# The task
In the entries below, how many lines hold the string "JSON"? Give only the number.
### Input records ###
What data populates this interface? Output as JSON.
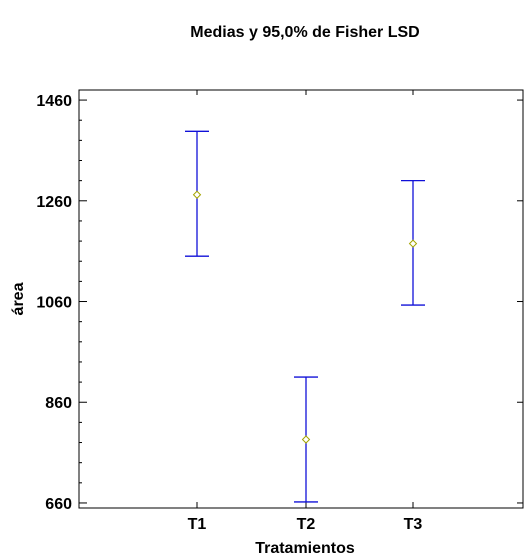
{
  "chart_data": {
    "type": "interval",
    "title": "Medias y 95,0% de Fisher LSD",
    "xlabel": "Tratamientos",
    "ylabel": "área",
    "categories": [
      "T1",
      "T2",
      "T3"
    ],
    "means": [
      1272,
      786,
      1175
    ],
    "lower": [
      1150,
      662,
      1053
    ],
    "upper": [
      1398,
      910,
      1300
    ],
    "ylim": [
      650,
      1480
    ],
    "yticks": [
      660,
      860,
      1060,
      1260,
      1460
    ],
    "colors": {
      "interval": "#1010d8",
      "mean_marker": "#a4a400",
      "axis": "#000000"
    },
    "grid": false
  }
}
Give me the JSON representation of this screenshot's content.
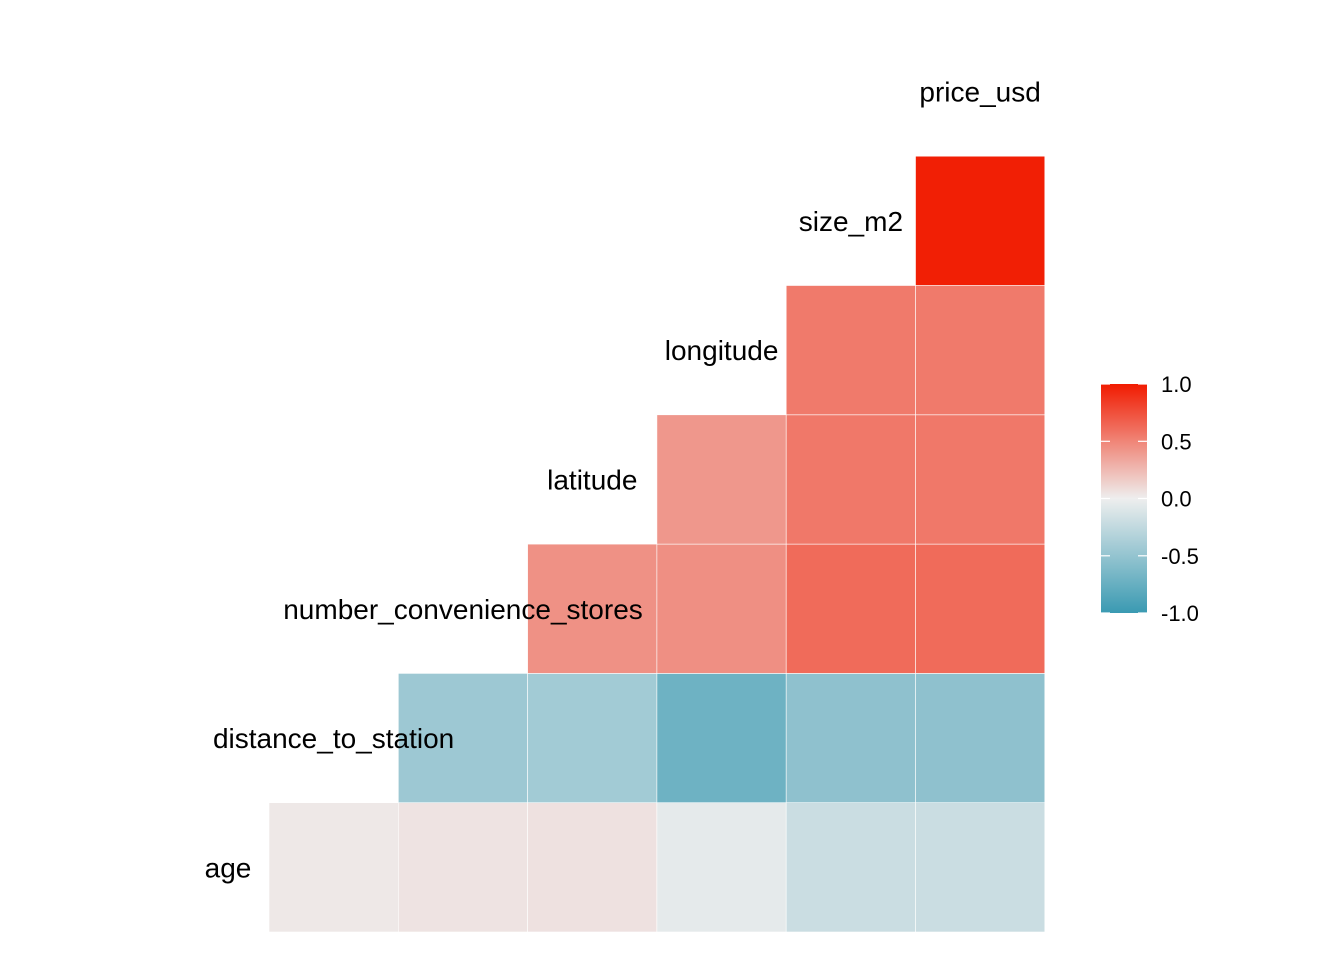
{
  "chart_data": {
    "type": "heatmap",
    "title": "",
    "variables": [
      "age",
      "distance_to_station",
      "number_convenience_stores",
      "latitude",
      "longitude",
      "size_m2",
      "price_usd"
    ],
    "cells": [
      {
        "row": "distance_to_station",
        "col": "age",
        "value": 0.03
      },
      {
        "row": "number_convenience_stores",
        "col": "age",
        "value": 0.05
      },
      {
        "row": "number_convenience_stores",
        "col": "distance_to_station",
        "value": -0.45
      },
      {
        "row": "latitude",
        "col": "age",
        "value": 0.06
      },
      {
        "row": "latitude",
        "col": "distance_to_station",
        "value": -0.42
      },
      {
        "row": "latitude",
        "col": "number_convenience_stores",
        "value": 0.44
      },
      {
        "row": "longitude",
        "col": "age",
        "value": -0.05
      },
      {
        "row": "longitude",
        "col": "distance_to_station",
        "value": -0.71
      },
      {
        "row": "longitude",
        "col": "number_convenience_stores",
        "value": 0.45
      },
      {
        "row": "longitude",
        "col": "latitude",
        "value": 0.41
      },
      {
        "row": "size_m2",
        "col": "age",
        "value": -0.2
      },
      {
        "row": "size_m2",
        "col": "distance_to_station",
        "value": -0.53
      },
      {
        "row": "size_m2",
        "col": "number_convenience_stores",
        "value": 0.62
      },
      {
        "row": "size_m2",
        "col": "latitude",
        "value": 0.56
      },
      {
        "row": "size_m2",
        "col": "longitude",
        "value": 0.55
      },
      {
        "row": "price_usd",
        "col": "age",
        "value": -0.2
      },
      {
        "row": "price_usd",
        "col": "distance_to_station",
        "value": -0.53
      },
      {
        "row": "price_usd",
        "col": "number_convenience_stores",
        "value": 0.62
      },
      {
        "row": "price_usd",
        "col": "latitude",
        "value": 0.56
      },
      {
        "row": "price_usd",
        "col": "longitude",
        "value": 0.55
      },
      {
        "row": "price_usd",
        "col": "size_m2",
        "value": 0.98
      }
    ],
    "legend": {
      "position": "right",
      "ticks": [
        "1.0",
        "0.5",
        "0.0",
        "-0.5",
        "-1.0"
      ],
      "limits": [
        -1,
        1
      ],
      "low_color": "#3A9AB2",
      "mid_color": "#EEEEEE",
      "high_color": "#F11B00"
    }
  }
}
###
# Completed task
2